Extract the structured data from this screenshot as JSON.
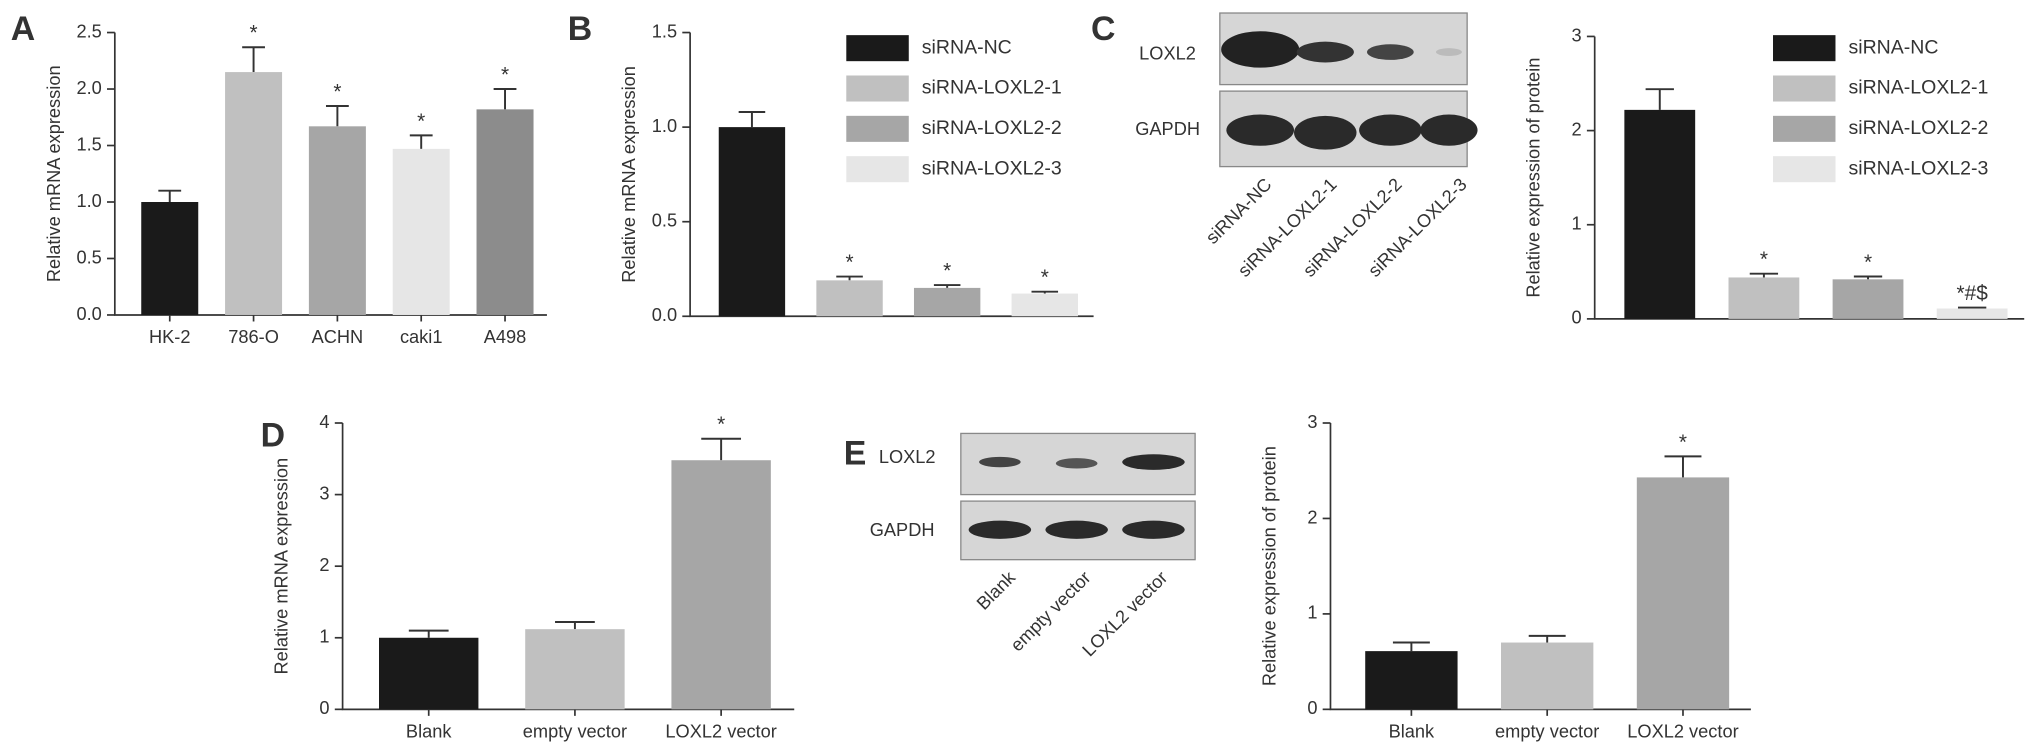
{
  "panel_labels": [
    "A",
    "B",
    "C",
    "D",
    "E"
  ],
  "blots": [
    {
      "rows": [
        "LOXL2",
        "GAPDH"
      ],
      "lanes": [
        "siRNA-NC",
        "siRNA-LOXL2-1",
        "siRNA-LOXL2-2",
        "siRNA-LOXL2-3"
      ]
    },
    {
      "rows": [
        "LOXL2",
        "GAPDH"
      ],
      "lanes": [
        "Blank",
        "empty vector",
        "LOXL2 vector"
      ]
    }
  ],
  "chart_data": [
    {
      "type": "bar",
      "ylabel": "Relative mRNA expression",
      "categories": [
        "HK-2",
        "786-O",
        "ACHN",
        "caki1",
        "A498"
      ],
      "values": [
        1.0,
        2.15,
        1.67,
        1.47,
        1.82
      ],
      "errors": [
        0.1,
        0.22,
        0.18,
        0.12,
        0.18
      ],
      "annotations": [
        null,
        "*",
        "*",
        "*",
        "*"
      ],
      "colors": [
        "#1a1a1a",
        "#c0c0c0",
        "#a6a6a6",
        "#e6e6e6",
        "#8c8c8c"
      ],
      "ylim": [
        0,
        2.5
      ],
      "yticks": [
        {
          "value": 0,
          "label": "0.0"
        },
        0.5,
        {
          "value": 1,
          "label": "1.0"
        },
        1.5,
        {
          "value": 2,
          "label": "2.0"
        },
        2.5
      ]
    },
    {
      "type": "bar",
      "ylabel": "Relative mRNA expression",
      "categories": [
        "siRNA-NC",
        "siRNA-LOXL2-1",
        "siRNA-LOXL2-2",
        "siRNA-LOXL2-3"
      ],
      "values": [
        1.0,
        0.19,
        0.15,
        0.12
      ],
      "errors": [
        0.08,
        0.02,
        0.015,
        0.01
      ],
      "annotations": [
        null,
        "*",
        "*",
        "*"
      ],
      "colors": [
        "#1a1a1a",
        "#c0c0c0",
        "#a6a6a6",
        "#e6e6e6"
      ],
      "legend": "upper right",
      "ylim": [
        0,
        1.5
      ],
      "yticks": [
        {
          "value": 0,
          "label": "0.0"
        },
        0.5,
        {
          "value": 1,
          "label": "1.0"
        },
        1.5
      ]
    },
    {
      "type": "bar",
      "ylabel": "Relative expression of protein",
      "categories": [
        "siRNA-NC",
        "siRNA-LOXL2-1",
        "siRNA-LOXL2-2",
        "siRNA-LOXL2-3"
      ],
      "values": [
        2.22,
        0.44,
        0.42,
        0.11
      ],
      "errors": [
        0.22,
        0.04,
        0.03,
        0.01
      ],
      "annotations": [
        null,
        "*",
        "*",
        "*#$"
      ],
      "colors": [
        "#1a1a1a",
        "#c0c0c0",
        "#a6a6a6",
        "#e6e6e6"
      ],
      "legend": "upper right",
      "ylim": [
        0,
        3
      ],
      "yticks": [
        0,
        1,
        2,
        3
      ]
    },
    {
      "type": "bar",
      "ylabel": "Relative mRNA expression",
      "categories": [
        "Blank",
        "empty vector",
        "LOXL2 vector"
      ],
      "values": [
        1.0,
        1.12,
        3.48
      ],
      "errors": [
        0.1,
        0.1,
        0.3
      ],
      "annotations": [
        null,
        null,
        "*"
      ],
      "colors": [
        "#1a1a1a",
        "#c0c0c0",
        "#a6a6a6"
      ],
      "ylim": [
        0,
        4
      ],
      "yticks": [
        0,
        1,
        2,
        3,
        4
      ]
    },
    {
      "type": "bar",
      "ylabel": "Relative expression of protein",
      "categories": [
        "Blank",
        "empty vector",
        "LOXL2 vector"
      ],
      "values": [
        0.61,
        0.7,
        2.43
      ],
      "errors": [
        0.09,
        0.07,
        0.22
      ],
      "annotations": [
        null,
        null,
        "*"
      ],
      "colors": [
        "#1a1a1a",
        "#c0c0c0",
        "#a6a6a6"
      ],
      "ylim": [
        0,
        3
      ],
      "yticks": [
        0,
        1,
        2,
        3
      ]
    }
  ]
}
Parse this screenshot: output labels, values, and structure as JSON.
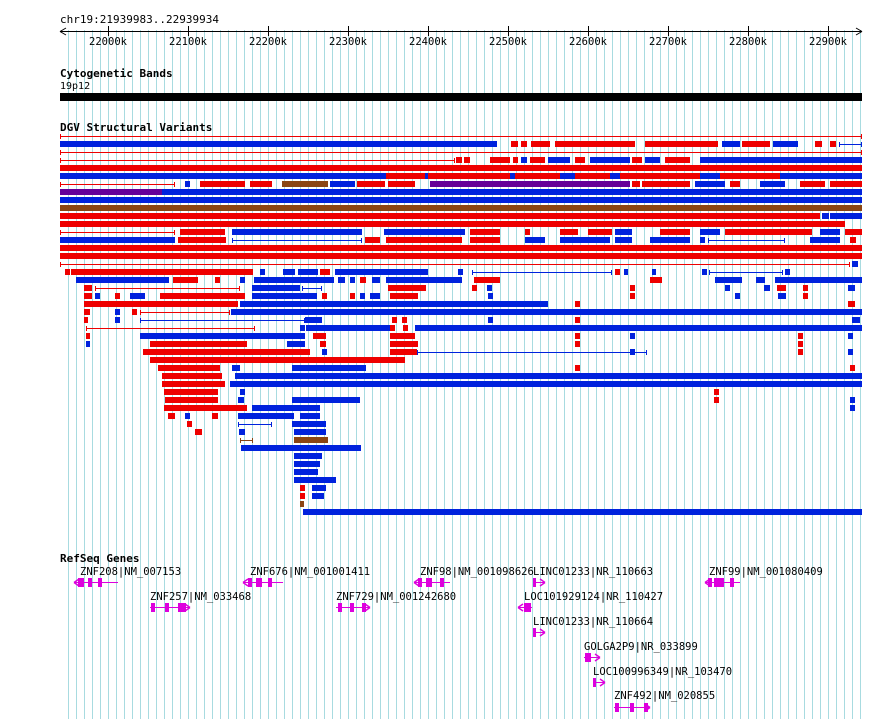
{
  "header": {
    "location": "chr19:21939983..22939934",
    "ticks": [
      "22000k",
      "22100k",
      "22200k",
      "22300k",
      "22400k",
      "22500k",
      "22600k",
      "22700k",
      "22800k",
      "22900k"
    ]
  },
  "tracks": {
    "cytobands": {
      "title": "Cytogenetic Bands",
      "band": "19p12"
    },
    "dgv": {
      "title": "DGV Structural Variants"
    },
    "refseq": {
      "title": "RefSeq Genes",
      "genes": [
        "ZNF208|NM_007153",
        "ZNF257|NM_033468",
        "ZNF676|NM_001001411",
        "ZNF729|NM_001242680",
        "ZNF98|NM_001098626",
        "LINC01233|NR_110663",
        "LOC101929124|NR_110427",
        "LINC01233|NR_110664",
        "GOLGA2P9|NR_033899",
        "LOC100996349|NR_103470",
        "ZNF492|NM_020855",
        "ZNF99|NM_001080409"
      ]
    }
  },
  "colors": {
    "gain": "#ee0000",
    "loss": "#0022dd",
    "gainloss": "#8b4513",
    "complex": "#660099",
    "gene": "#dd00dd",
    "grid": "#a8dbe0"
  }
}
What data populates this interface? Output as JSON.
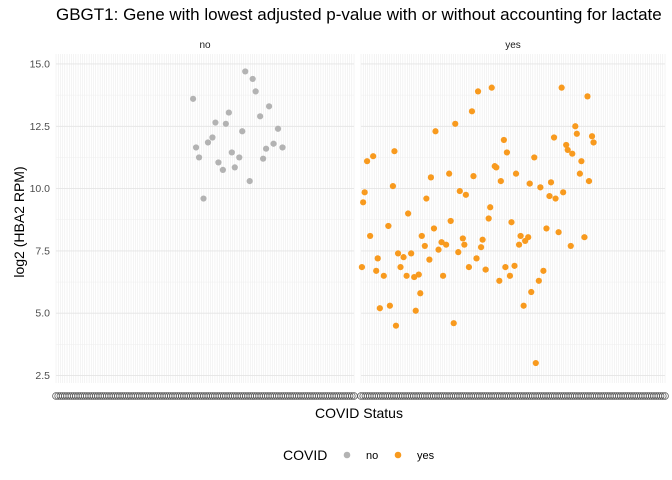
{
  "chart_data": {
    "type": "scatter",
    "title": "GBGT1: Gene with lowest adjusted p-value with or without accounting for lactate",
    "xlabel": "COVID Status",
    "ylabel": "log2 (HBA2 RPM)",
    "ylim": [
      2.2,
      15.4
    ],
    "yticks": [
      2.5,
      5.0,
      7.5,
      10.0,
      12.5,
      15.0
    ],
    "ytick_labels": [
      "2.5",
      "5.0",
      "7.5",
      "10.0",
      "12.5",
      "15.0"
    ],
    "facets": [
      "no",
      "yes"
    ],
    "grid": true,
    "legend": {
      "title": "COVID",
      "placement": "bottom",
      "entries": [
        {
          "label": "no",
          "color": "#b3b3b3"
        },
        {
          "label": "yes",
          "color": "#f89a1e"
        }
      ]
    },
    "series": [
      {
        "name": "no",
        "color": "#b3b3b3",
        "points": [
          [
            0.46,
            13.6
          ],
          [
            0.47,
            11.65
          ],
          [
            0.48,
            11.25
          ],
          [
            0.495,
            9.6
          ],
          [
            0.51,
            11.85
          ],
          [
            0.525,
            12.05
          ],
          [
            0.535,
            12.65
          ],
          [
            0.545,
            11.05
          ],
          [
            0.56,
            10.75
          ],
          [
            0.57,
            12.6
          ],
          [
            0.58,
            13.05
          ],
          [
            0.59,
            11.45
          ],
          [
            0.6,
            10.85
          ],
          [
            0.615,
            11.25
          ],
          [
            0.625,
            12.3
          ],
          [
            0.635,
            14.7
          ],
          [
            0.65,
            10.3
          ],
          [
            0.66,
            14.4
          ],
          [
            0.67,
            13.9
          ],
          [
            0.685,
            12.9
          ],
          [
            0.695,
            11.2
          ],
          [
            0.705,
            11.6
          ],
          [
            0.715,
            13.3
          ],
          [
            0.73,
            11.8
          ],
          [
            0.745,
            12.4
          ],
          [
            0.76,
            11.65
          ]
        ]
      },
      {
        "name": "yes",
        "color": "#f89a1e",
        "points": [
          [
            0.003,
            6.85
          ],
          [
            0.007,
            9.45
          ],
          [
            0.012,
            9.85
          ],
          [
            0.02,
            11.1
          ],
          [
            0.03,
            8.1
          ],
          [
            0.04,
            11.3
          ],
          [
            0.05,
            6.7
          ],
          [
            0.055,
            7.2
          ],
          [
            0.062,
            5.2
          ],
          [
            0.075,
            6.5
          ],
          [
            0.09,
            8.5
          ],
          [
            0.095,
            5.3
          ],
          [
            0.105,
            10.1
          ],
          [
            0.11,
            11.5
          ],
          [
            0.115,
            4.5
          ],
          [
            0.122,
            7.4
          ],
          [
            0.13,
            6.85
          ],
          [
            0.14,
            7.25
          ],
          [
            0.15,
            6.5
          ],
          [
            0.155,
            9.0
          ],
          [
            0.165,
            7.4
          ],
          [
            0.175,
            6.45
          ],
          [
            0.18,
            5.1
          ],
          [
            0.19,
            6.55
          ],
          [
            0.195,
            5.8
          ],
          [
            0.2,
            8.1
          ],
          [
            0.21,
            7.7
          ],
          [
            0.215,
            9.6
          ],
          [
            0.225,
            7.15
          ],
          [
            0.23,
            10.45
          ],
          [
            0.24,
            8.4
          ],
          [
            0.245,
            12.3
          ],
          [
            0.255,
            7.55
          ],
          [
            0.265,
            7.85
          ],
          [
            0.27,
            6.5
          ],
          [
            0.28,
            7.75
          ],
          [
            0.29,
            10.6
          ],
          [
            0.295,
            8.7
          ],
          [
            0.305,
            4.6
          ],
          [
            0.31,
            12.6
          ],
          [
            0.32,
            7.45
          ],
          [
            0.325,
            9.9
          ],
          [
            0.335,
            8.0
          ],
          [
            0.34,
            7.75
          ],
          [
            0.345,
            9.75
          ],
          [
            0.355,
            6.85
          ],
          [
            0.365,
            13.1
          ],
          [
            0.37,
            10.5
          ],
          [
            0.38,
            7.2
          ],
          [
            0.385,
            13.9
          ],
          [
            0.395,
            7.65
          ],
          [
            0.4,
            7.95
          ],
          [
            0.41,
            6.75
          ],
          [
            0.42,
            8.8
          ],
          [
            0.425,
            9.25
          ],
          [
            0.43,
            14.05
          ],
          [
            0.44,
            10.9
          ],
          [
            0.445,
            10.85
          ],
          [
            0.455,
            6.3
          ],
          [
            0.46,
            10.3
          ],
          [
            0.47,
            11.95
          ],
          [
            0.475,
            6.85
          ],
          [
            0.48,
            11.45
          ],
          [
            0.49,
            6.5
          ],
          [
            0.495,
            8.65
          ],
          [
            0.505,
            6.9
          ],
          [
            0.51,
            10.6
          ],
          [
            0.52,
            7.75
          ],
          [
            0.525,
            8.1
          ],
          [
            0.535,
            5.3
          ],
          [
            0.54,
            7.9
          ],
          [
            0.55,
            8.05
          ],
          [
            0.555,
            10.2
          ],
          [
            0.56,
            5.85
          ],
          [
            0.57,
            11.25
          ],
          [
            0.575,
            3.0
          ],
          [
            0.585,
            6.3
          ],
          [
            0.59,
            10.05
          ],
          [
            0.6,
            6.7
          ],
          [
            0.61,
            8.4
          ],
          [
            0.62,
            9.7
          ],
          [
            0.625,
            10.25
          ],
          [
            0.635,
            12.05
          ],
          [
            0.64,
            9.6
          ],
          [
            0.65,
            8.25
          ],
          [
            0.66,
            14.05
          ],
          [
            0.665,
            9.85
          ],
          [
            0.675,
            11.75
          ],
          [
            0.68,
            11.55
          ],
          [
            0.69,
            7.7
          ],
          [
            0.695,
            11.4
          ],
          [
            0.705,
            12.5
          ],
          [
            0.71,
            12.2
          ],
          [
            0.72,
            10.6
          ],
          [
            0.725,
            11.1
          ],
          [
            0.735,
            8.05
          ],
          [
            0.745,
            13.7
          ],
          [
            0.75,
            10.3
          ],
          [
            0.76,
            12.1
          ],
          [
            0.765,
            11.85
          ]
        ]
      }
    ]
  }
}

- - -

Each line containing "JSON" belongs in the answer; pick these out of the material and copy them.

Extract the structured data from this screenshot as JSON.
Parse this screenshot: output labels, values, and structure as JSON.
What data populates this interface? Output as JSON.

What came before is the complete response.